Collected data:
--

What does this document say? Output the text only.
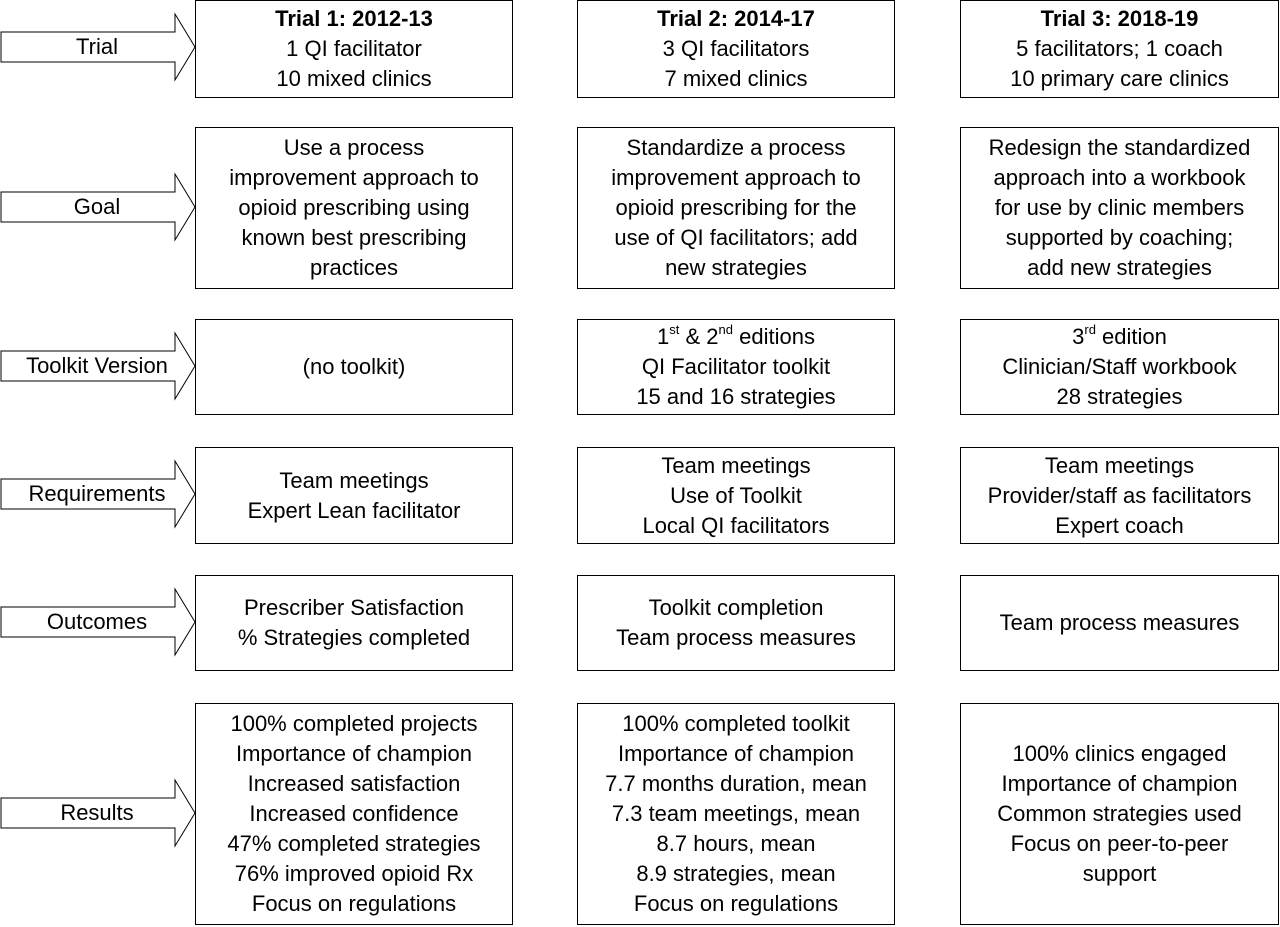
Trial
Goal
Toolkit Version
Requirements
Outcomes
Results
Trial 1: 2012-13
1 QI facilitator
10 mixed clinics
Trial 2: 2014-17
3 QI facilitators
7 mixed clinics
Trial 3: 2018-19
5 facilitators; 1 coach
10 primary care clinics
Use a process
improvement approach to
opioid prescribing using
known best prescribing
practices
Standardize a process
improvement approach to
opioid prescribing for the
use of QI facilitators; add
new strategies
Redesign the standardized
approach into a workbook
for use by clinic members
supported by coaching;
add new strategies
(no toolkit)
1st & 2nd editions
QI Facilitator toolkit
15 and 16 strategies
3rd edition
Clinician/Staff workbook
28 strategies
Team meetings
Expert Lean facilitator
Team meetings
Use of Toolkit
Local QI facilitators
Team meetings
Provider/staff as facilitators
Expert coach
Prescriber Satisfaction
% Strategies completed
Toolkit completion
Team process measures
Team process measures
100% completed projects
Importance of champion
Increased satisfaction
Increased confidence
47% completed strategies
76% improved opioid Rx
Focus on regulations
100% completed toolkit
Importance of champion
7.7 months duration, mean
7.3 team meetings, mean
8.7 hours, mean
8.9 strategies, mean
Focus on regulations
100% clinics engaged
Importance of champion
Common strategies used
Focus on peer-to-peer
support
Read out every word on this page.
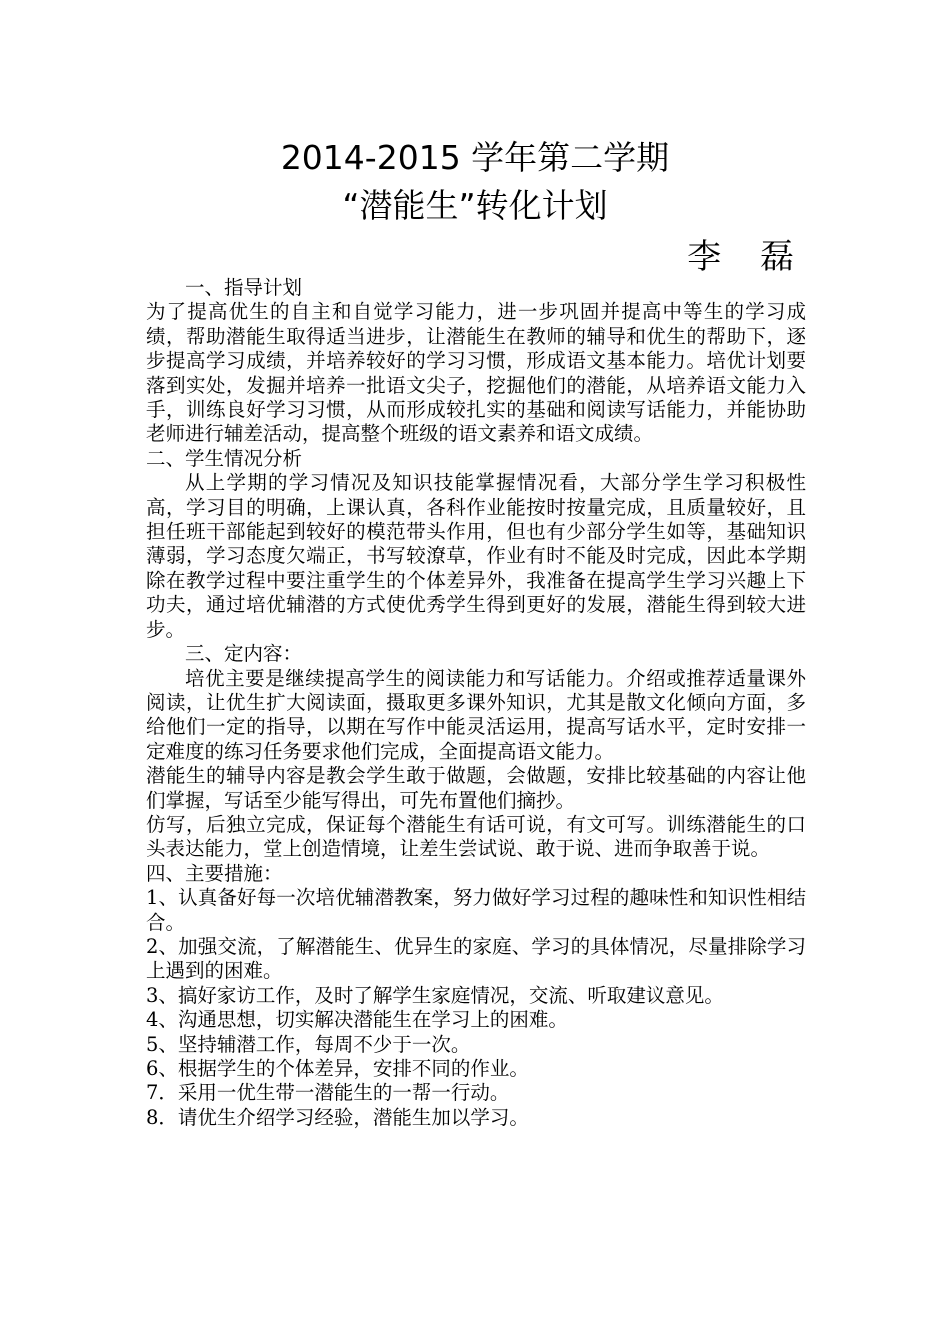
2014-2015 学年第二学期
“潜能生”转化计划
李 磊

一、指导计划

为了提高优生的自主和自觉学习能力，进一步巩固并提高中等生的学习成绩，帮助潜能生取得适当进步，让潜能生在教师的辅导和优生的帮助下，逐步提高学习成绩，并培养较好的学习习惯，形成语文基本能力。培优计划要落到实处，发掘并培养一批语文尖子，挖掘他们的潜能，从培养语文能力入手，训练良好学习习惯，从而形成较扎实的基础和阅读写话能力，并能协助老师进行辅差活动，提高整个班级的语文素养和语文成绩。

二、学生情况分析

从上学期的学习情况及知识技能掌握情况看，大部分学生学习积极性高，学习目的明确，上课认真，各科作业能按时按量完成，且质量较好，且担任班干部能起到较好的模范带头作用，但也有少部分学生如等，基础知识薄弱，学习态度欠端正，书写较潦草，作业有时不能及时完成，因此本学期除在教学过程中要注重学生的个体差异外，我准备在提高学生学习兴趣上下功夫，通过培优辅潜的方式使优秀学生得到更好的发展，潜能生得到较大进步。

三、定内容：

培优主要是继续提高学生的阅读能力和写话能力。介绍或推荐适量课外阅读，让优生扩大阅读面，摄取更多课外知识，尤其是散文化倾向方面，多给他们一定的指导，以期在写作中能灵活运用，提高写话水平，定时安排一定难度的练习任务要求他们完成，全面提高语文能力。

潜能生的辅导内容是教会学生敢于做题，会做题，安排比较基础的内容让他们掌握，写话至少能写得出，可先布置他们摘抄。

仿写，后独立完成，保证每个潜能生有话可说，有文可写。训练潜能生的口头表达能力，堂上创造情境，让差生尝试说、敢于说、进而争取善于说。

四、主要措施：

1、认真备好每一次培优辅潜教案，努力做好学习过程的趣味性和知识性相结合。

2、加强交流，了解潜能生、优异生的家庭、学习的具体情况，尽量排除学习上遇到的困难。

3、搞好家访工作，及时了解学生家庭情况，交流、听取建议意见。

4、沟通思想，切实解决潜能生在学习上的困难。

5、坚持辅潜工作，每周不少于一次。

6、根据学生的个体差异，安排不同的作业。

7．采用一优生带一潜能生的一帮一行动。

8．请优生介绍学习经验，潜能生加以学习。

--

Leave out the pictures, and give all the records again exactly.

Task solution:
What does this document say? Output the text only.
Trial
Goal
Toolkit Version
Requirements
Outcomes
Results
Trial 1: 2012-13
1 QI facilitator
10 mixed clinics
Trial 2: 2014-17
3 QI facilitators
7 mixed clinics
Trial 3: 2018-19
5 facilitators; 1 coach
10 primary care clinics
Use a process
improvement approach to
opioid prescribing using
known best prescribing
practices
Standardize a process
improvement approach to
opioid prescribing for the
use of QI facilitators; add
new strategies
Redesign the standardized
approach into a workbook
for use by clinic members
supported by coaching;
add new strategies
(no toolkit)
1st & 2nd editions
QI Facilitator toolkit
15 and 16 strategies
3rd edition
Clinician/Staff workbook
28 strategies
Team meetings
Expert Lean facilitator
Team meetings
Use of Toolkit
Local QI facilitators
Team meetings
Provider/staff as facilitators
Expert coach
Prescriber Satisfaction
% Strategies completed
Toolkit completion
Team process measures
Team process measures
100% completed projects
Importance of champion
Increased satisfaction
Increased confidence
47% completed strategies
76% improved opioid Rx
Focus on regulations
100% completed toolkit
Importance of champion
7.7 months duration, mean
7.3 team meetings, mean
8.7 hours, mean
8.9 strategies, mean
Focus on regulations
100% clinics engaged
Importance of champion
Common strategies used
Focus on peer-to-peer
support
Read out every word on this page.
2014-2015 学年第二学期
“潜能生”转化计划
李 磊

一、指导计划

为了提高优生的自主和自觉学习能力，进一步巩固并提高中等生的学习成绩，帮助潜能生取得适当进步，让潜能生在教师的辅导和优生的帮助下，逐步提高学习成绩，并培养较好的学习习惯，形成语文基本能力。培优计划要落到实处，发掘并培养一批语文尖子，挖掘他们的潜能，从培养语文能力入手，训练良好学习习惯，从而形成较扎实的基础和阅读写话能力，并能协助老师进行辅差活动，提高整个班级的语文素养和语文成绩。

二、学生情况分析

从上学期的学习情况及知识技能掌握情况看，大部分学生学习积极性高，学习目的明确，上课认真，各科作业能按时按量完成，且质量较好，且担任班干部能起到较好的模范带头作用，但也有少部分学生如等，基础知识薄弱，学习态度欠端正，书写较潦草，作业有时不能及时完成，因此本学期除在教学过程中要注重学生的个体差异外，我准备在提高学生学习兴趣上下功夫，通过培优辅潜的方式使优秀学生得到更好的发展，潜能生得到较大进步。

三、定内容：

培优主要是继续提高学生的阅读能力和写话能力。介绍或推荐适量课外阅读，让优生扩大阅读面，摄取更多课外知识，尤其是散文化倾向方面，多给他们一定的指导，以期在写作中能灵活运用，提高写话水平，定时安排一定难度的练习任务要求他们完成，全面提高语文能力。

潜能生的辅导内容是教会学生敢于做题，会做题，安排比较基础的内容让他们掌握，写话至少能写得出，可先布置他们摘抄。

仿写，后独立完成，保证每个潜能生有话可说，有文可写。训练潜能生的口头表达能力，堂上创造情境，让差生尝试说、敢于说、进而争取善于说。

四、主要措施：

1、认真备好每一次培优辅潜教案，努力做好学习过程的趣味性和知识性相结合。

2、加强交流，了解潜能生、优异生的家庭、学习的具体情况，尽量排除学习上遇到的困难。

3、搞好家访工作，及时了解学生家庭情况，交流、听取建议意见。

4、沟通思想，切实解决潜能生在学习上的困难。

5、坚持辅潜工作，每周不少于一次。

6、根据学生的个体差异，安排不同的作业。

7．采用一优生带一潜能生的一帮一行动。

8．请优生介绍学习经验，潜能生加以学习。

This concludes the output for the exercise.